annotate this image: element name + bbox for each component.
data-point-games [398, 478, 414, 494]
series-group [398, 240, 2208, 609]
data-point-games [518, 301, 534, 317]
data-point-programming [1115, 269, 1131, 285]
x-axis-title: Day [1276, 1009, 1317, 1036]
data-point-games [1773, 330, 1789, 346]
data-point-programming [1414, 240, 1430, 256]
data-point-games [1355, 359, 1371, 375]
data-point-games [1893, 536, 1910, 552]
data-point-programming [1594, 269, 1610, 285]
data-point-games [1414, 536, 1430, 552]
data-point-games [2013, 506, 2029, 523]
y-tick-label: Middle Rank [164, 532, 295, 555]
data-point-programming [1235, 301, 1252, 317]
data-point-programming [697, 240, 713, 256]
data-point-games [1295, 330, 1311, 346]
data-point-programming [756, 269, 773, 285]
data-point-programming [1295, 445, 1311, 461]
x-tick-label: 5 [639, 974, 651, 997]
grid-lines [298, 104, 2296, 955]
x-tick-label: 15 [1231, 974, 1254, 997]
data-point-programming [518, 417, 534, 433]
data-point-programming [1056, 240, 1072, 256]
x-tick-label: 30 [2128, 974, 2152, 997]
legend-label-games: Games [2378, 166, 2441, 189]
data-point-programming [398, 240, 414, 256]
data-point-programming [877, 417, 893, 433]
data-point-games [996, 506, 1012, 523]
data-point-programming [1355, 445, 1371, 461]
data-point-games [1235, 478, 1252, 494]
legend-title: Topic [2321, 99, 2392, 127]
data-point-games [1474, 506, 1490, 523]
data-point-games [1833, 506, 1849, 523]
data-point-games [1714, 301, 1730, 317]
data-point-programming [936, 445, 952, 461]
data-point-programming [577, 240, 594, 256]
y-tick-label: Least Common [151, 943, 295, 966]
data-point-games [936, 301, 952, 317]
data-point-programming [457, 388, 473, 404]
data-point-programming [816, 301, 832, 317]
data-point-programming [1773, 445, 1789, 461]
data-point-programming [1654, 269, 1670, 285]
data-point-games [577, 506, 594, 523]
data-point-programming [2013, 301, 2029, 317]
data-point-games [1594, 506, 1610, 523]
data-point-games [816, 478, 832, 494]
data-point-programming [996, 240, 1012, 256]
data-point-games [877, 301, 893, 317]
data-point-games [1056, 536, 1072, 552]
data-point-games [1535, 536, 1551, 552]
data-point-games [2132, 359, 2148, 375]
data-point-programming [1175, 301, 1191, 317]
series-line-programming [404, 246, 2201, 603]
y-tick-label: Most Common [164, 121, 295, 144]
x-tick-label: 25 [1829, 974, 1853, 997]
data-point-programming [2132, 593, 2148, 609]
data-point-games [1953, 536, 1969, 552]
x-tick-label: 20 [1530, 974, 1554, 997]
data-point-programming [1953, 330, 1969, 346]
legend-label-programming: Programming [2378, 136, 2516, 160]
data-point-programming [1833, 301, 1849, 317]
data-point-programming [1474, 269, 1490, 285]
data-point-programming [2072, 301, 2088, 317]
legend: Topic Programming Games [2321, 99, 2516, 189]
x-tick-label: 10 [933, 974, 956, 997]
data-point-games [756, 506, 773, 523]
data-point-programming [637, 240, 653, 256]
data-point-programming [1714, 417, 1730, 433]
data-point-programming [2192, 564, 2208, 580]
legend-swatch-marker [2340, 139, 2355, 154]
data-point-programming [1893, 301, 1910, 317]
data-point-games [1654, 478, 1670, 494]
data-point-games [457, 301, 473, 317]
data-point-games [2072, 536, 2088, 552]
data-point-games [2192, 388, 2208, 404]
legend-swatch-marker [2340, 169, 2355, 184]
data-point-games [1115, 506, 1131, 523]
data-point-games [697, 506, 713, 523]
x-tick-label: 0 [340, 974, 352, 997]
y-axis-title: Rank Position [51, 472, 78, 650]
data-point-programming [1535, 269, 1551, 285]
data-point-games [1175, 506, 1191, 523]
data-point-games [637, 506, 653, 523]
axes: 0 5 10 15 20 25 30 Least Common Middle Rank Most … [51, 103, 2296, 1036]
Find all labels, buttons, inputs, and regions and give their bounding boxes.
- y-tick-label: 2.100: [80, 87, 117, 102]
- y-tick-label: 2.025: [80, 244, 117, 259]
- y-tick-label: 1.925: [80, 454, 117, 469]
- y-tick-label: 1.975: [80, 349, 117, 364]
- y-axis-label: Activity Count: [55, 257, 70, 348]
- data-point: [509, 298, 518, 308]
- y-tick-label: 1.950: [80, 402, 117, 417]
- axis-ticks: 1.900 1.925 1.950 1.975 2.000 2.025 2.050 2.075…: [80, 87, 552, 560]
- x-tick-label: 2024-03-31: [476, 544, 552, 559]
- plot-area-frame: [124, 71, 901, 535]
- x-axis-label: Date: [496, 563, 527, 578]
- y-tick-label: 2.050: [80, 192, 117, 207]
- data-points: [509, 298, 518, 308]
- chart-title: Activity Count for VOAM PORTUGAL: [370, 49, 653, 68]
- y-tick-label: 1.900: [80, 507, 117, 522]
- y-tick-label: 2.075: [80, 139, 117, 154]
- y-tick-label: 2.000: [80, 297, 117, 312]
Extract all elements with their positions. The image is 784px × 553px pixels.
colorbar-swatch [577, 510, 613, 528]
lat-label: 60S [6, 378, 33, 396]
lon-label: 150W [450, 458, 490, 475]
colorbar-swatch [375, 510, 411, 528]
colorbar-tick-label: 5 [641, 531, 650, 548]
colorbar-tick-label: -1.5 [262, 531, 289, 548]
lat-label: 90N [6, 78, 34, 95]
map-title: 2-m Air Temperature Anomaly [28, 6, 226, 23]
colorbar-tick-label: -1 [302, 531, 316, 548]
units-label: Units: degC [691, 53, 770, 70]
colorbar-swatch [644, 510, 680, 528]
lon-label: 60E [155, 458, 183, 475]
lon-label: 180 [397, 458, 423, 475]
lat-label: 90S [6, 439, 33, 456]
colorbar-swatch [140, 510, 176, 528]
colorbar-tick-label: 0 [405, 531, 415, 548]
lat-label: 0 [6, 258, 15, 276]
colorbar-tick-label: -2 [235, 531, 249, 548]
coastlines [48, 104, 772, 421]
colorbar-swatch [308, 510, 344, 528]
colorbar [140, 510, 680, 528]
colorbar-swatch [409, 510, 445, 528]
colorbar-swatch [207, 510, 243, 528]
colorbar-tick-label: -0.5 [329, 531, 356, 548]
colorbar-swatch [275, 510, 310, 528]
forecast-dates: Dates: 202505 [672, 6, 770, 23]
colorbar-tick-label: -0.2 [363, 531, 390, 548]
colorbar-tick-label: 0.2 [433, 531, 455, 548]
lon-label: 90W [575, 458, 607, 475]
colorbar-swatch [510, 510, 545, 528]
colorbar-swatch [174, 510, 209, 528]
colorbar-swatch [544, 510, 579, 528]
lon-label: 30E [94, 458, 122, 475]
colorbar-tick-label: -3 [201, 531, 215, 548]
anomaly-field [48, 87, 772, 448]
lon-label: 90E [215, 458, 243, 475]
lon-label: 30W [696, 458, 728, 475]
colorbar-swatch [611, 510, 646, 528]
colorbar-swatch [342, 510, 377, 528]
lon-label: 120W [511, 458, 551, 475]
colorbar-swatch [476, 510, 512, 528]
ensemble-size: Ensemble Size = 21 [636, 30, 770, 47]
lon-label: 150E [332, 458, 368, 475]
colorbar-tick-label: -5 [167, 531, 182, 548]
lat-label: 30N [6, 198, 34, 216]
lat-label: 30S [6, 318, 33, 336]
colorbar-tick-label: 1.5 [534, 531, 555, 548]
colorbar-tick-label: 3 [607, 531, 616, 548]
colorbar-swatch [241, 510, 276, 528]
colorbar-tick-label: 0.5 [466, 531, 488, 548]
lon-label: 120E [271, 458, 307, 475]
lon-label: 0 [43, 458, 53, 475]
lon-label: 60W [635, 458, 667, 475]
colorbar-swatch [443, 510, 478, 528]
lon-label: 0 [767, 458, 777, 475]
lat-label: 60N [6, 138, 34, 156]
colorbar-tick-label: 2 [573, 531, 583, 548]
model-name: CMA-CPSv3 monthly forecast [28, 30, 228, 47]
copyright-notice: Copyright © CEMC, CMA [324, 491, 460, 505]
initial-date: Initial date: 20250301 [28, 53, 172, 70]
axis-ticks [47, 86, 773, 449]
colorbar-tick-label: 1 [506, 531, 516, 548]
_ _ _ _ _ _ _
Work required.
Rewrite the material from its first line through the line containing "x-tick-label: 30 [2128, 974, 2152, 997]", renaming "Middle Rank" to "Median Rank" and leaving everything else unchanged.

Exercise solution.
annotate this image: element name + bbox for each component.
data-point-games [398, 478, 414, 494]
series-group [398, 240, 2208, 609]
data-point-games [518, 301, 534, 317]
data-point-programming [1115, 269, 1131, 285]
x-axis-title: Day [1276, 1009, 1317, 1036]
data-point-games [1773, 330, 1789, 346]
data-point-programming [1414, 240, 1430, 256]
data-point-games [1355, 359, 1371, 375]
data-point-games [1893, 536, 1910, 552]
data-point-programming [1594, 269, 1610, 285]
data-point-games [1414, 536, 1430, 552]
data-point-games [2013, 506, 2029, 523]
y-tick-label: Median Rank [164, 532, 295, 555]
data-point-programming [1235, 301, 1252, 317]
data-point-programming [697, 240, 713, 256]
data-point-games [1295, 330, 1311, 346]
data-point-programming [756, 269, 773, 285]
data-point-programming [1295, 445, 1311, 461]
x-tick-label: 5 [639, 974, 651, 997]
grid-lines [298, 104, 2296, 955]
x-tick-label: 15 [1231, 974, 1254, 997]
data-point-programming [518, 417, 534, 433]
data-point-programming [1056, 240, 1072, 256]
x-tick-label: 30 [2128, 974, 2152, 997]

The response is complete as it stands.